Segment Start: ENTRIES PROVIDED

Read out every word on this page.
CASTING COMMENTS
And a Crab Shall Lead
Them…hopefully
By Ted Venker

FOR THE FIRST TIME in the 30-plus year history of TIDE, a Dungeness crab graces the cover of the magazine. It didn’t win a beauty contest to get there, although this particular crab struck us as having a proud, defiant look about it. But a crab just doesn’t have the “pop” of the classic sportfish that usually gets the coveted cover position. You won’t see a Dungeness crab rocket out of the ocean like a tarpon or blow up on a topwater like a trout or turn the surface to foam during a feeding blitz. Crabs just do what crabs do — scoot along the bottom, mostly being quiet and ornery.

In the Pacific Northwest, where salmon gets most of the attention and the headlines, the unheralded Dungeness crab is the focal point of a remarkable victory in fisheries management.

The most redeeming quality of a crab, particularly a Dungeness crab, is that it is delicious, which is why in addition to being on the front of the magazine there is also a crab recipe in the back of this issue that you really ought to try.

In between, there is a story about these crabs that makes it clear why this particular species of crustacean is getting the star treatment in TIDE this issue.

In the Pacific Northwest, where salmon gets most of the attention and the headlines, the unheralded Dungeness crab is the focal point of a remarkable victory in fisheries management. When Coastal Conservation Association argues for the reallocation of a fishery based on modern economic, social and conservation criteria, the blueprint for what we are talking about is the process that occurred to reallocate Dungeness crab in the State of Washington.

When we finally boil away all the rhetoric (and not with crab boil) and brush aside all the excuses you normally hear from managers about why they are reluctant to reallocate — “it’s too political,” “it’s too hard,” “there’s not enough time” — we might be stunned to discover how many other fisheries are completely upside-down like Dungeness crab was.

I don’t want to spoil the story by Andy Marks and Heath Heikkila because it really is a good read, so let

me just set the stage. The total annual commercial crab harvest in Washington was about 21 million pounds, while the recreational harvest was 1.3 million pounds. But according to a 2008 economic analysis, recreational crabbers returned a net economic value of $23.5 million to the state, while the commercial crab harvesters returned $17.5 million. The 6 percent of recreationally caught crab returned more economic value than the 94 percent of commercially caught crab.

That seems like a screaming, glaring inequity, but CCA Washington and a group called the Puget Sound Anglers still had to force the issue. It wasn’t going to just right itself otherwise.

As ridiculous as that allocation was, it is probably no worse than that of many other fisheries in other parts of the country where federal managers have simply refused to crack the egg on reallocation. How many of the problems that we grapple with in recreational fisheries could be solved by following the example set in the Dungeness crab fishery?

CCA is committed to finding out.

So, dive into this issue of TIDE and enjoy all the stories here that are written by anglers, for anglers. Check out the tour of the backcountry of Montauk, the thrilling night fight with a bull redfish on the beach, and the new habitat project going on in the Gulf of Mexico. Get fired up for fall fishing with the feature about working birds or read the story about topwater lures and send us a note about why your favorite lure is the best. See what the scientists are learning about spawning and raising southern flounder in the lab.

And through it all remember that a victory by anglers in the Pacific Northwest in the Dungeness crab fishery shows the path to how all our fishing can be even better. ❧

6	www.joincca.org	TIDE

Segment End: ENTRIES PROVIDED

* _ACTIVITY_
Each record must be reproduced exactly. Keep every one.

* _OUTPUT OF THE TASK_
Read out every word on this page.
CASTING COMMENTS
And a Crab Shall Lead
Them…hopefully
By Ted Venker

FOR THE FIRST TIME in the 30-plus year history of TIDE, a Dungeness crab graces the cover of the magazine. It didn’t win a beauty contest to get there, although this particular crab struck us as having a proud, defiant look about it. But a crab just doesn’t have the “pop” of the classic sportfish that usually gets the coveted cover position. You won’t see a Dungeness crab rocket out of the ocean like a tarpon or blow up on a topwater like a trout or turn the surface to foam during a feeding blitz. Crabs just do what crabs do — scoot along the bottom, mostly being quiet and ornery.

In the Pacific Northwest, where salmon gets most of the attention and the headlines, the unheralded Dungeness crab is the focal point of a remarkable victory in fisheries management.

The most redeeming quality of a crab, particularly a Dungeness crab, is that it is delicious, which is why in addition to being on the front of the magazine there is also a crab recipe in the back of this issue that you really ought to try.

In between, there is a story about these crabs that makes it clear why this particular species of crustacean is getting the star treatment in TIDE this issue.

In the Pacific Northwest, where salmon gets most of the attention and the headlines, the unheralded Dungeness crab is the focal point of a remarkable victory in fisheries management. When Coastal Conservation Association argues for the reallocation of a fishery based on modern economic, social and conservation criteria, the blueprint for what we are talking about is the process that occurred to reallocate Dungeness crab in the State of Washington.

When we finally boil away all the rhetoric (and not with crab boil) and brush aside all the excuses you normally hear from managers about why they are reluctant to reallocate — “it’s too political,” “it’s too hard,” “there’s not enough time” — we might be stunned to discover how many other fisheries are completely upside-down like Dungeness crab was.

I don’t want to spoil the story by Andy Marks and Heath Heikkila because it really is a good read, so let

me just set the stage. The total annual commercial crab harvest in Washington was about 21 million pounds, while the recreational harvest was 1.3 million pounds. But according to a 2008 economic analysis, recreational crabbers returned a net economic value of $23.5 million to the state, while the commercial crab harvesters returned $17.5 million. The 6 percent of recreationally caught crab returned more economic value than the 94 percent of commercially caught crab.

That seems like a screaming, glaring inequity, but CCA Washington and a group called the Puget Sound Anglers still had to force the issue. It wasn’t going to just right itself otherwise.

As ridiculous as that allocation was, it is probably no worse than that of many other fisheries in other parts of the country where federal managers have simply refused to crack the egg on reallocation. How many of the problems that we grapple with in recreational fisheries could be solved by following the example set in the Dungeness crab fishery?

CCA is committed to finding out.

So, dive into this issue of TIDE and enjoy all the stories here that are written by anglers, for anglers. Check out the tour of the backcountry of Montauk, the thrilling night fight with a bull redfish on the beach, and the new habitat project going on in the Gulf of Mexico. Get fired up for fall fishing with the feature about working birds or read the story about topwater lures and send us a note about why your favorite lure is the best. See what the scientists are learning about spawning and raising southern flounder in the lab.

And through it all remember that a victory by anglers in the Pacific Northwest in the Dungeness crab fishery shows the path to how all our fishing can be even better. ❧

6	www.joincca.org	TIDE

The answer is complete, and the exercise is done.